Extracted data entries

####################

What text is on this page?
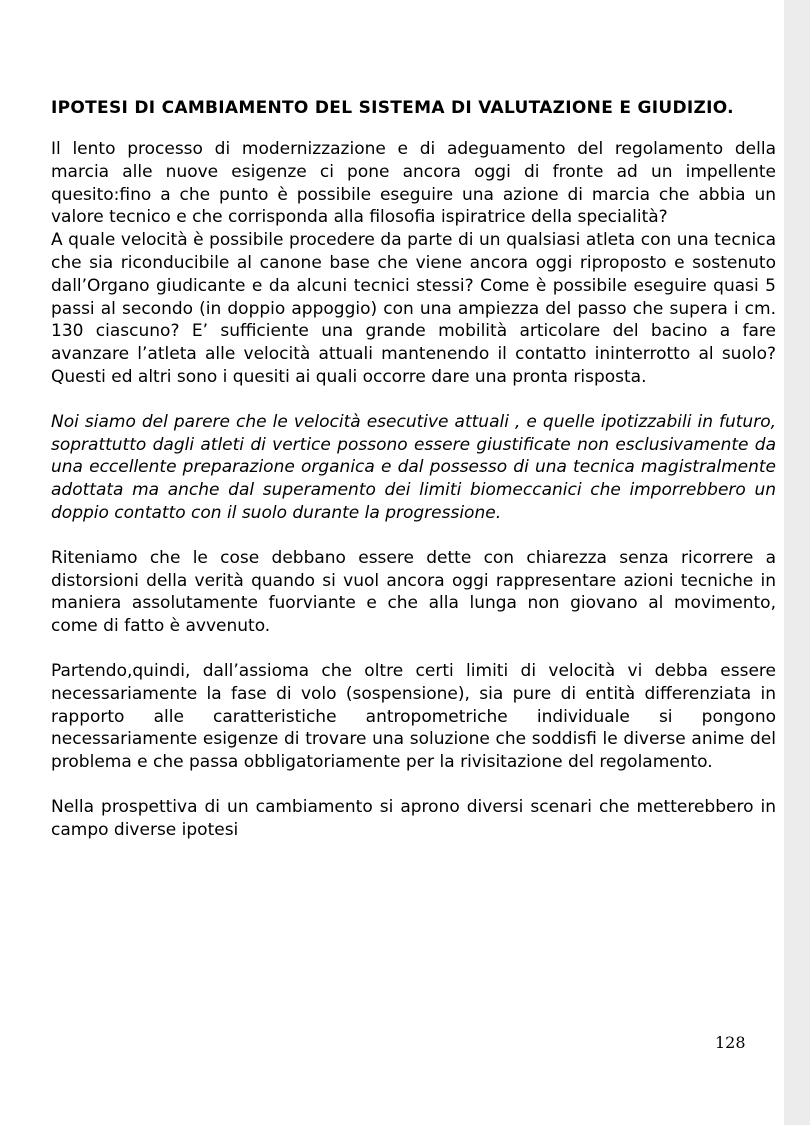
IPOTESI DI CAMBIAMENTO DEL SISTEMA DI VALUTAZIONE E GIUDIZIO.

Il lento processo di modernizzazione e di adeguamento del regolamento della marcia alle nuove esigenze ci pone ancora oggi di fronte ad un impellente quesito:fino a che punto è possibile eseguire una azione di marcia che abbia un valore tecnico e che corrisponda alla filosofia ispiratrice della specialità?

A quale velocità è possibile procedere da parte di un qualsiasi atleta con una tecnica che sia riconducibile al canone base che viene ancora oggi riproposto e sostenuto dall’Organo giudicante e da alcuni tecnici stessi? Come è possibile eseguire quasi 5 passi al secondo (in doppio appoggio) con una ampiezza del passo che supera i cm. 130 ciascuno? E’ sufficiente una grande mobilità articolare del bacino a fare avanzare l’atleta alle velocità attuali mantenendo il contatto ininterrotto al suolo? Questi ed altri sono i quesiti ai quali occorre dare una pronta risposta.

Noi siamo del parere che le velocità esecutive attuali , e quelle ipotizzabili in futuro, soprattutto dagli atleti di vertice possono essere giustificate non esclusivamente da una eccellente preparazione organica e dal possesso di una tecnica magistralmente adottata ma anche dal superamento dei limiti biomeccanici che imporrebbero un doppio contatto con il suolo durante la progressione.

Riteniamo che le cose debbano essere dette con chiarezza senza ricorrere a distorsioni della verità quando si vuol ancora oggi rappresentare azioni tecniche in maniera assolutamente fuorviante e che alla lunga non giovano al movimento, come di fatto è avvenuto.

Partendo,quindi, dall’assioma che oltre certi limiti di velocità vi debba essere necessariamente la fase di volo (sospensione), sia pure di entità differenziata in rapporto alle caratteristiche antropometriche individuale si pongono necessariamente esigenze di trovare una soluzione che soddisfi le diverse anime del problema e che passa obbligatoriamente per la rivisitazione del regolamento.

Nella prospettiva di un cambiamento si aprono diversi scenari che metterebbero in campo diverse ipotesi

128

####################

**Work to do**. Retype the records exactly. Any image in them should not appear in what you write.

**Finished exercise**.
What text is on this page?
IPOTESI DI CAMBIAMENTO DEL SISTEMA DI VALUTAZIONE E GIUDIZIO.

Il lento processo di modernizzazione e di adeguamento del regolamento della marcia alle nuove esigenze ci pone ancora oggi di fronte ad un impellente quesito:fino a che punto è possibile eseguire una azione di marcia che abbia un valore tecnico e che corrisponda alla filosofia ispiratrice della specialità?

A quale velocità è possibile procedere da parte di un qualsiasi atleta con una tecnica che sia riconducibile al canone base che viene ancora oggi riproposto e sostenuto dall’Organo giudicante e da alcuni tecnici stessi? Come è possibile eseguire quasi 5 passi al secondo (in doppio appoggio) con una ampiezza del passo che supera i cm. 130 ciascuno? E’ sufficiente una grande mobilità articolare del bacino a fare avanzare l’atleta alle velocità attuali mantenendo il contatto ininterrotto al suolo? Questi ed altri sono i quesiti ai quali occorre dare una pronta risposta.

Noi siamo del parere che le velocità esecutive attuali , e quelle ipotizzabili in futuro, soprattutto dagli atleti di vertice possono essere giustificate non esclusivamente da una eccellente preparazione organica e dal possesso di una tecnica magistralmente adottata ma anche dal superamento dei limiti biomeccanici che imporrebbero un doppio contatto con il suolo durante la progressione.

Riteniamo che le cose debbano essere dette con chiarezza senza ricorrere a distorsioni della verità quando si vuol ancora oggi rappresentare azioni tecniche in maniera assolutamente fuorviante e che alla lunga non giovano al movimento, come di fatto è avvenuto.

Partendo,quindi, dall’assioma che oltre certi limiti di velocità vi debba essere necessariamente la fase di volo (sospensione), sia pure di entità differenziata in rapporto alle caratteristiche antropometriche individuale si pongono necessariamente esigenze di trovare una soluzione che soddisfi le diverse anime del problema e che passa obbligatoriamente per la rivisitazione del regolamento.

Nella prospettiva di un cambiamento si aprono diversi scenari che metterebbero in campo diverse ipotesi

128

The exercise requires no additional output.